→ **What you need to do**: Reproduce all entries verbatim, with nothing added or dropped.

** start **

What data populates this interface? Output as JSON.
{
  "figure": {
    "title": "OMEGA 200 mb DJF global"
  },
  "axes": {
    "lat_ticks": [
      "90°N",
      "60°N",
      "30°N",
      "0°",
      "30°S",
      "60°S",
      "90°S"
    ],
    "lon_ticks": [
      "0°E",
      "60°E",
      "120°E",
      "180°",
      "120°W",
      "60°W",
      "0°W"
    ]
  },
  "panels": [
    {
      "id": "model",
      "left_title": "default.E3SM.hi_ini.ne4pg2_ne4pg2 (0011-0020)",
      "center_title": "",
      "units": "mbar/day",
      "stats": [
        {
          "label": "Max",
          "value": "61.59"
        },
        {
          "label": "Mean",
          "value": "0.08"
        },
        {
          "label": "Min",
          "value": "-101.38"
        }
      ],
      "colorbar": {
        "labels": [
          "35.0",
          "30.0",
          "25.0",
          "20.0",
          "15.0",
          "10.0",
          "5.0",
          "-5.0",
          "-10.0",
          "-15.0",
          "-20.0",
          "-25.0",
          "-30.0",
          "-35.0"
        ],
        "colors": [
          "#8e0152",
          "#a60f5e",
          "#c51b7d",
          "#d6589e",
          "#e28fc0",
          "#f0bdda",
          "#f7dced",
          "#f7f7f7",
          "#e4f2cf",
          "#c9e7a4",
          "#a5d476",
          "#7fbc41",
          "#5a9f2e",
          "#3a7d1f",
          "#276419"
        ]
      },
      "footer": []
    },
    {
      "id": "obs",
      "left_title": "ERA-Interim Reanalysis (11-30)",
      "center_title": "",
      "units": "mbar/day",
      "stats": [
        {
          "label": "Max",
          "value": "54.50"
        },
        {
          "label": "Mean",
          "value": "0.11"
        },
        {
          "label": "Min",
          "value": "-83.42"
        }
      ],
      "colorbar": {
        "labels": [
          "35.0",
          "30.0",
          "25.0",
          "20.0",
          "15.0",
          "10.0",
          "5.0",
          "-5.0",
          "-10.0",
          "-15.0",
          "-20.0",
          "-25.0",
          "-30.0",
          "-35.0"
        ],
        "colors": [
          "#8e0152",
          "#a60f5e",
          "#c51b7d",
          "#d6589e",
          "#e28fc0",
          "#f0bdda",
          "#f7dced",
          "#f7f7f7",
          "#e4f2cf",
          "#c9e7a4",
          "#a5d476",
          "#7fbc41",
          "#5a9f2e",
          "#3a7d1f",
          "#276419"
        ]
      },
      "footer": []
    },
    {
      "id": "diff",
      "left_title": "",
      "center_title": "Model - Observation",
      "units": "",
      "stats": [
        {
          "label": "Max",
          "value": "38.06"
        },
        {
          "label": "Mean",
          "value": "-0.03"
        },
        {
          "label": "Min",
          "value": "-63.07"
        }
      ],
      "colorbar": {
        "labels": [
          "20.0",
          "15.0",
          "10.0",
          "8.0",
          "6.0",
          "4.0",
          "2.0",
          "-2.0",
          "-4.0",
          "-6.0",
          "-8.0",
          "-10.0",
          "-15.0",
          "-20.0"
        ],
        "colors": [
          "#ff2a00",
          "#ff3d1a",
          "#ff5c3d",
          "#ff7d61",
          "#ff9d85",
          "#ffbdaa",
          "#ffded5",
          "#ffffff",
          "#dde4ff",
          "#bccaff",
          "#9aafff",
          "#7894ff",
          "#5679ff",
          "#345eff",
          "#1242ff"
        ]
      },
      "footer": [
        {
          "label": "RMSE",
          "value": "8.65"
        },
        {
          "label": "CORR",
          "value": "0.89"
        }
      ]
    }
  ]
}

** end **

→ **The response**:
What data populates this interface? Output as JSON.
{
  "figure": {
    "title": "OMEGA 200 mb DJF global"
  },
  "axes": {
    "lat_ticks": [
      "90°N",
      "60°N",
      "30°N",
      "0°",
      "30°S",
      "60°S",
      "90°S"
    ],
    "lon_ticks": [
      "0°E",
      "60°E",
      "120°E",
      "180°",
      "120°W",
      "60°W",
      "0°W"
    ]
  },
  "panels": [
    {
      "id": "model",
      "left_title": "default.E3SM.hi_ini.ne4pg2_ne4pg2 (0011-0020)",
      "center_title": "",
      "units": "mbar/day",
      "stats": [
        {
          "label": "Max",
          "value": "61.59"
        },
        {
          "label": "Mean",
          "value": "0.08"
        },
        {
          "label": "Min",
          "value": "-101.38"
        }
      ],
      "colorbar": {
        "labels": [
          "35.0",
          "30.0",
          "25.0",
          "20.0",
          "15.0",
          "10.0",
          "5.0",
          "-5.0",
          "-10.0",
          "-15.0",
          "-20.0",
          "-25.0",
          "-30.0",
          "-35.0"
        ],
        "colors": [
          "#8e0152",
          "#a60f5e",
          "#c51b7d",
          "#d6589e",
          "#e28fc0",
          "#f0bdda",
          "#f7dced",
          "#f7f7f7",
          "#e4f2cf",
          "#c9e7a4",
          "#a5d476",
          "#7fbc41",
          "#5a9f2e",
          "#3a7d1f",
          "#276419"
        ]
      },
      "footer": []
    },
    {
      "id": "obs",
      "left_title": "ERA-Interim Reanalysis (11-30)",
      "center_title": "",
      "units": "mbar/day",
      "stats": [
        {
          "label": "Max",
          "value": "54.50"
        },
        {
          "label": "Mean",
          "value": "0.11"
        },
        {
          "label": "Min",
          "value": "-83.42"
        }
      ],
      "colorbar": {
        "labels": [
          "35.0",
          "30.0",
          "25.0",
          "20.0",
          "15.0",
          "10.0",
          "5.0",
          "-5.0",
          "-10.0",
          "-15.0",
          "-20.0",
          "-25.0",
          "-30.0",
          "-35.0"
        ],
        "colors": [
          "#8e0152",
          "#a60f5e",
          "#c51b7d",
          "#d6589e",
          "#e28fc0",
          "#f0bdda",
          "#f7dced",
          "#f7f7f7",
          "#e4f2cf",
          "#c9e7a4",
          "#a5d476",
          "#7fbc41",
          "#5a9f2e",
          "#3a7d1f",
          "#276419"
        ]
      },
      "footer": []
    },
    {
      "id": "diff",
      "left_title": "",
      "center_title": "Model - Observation",
      "units": "",
      "stats": [
        {
          "label": "Max",
          "value": "38.06"
        },
        {
          "label": "Mean",
          "value": "-0.03"
        },
        {
          "label": "Min",
          "value": "-63.07"
        }
      ],
      "colorbar": {
        "labels": [
          "20.0",
          "15.0",
          "10.0",
          "8.0",
          "6.0",
          "4.0",
          "2.0",
          "-2.0",
          "-4.0",
          "-6.0",
          "-8.0",
          "-10.0",
          "-15.0",
          "-20.0"
        ],
        "colors": [
          "#ff2a00",
          "#ff3d1a",
          "#ff5c3d",
          "#ff7d61",
          "#ff9d85",
          "#ffbdaa",
          "#ffded5",
          "#ffffff",
          "#dde4ff",
          "#bccaff",
          "#9aafff",
          "#7894ff",
          "#5679ff",
          "#345eff",
          "#1242ff"
        ]
      },
      "footer": [
        {
          "label": "RMSE",
          "value": "8.65"
        },
        {
          "label": "CORR",
          "value": "0.89"
        }
      ]
    }
  ]
}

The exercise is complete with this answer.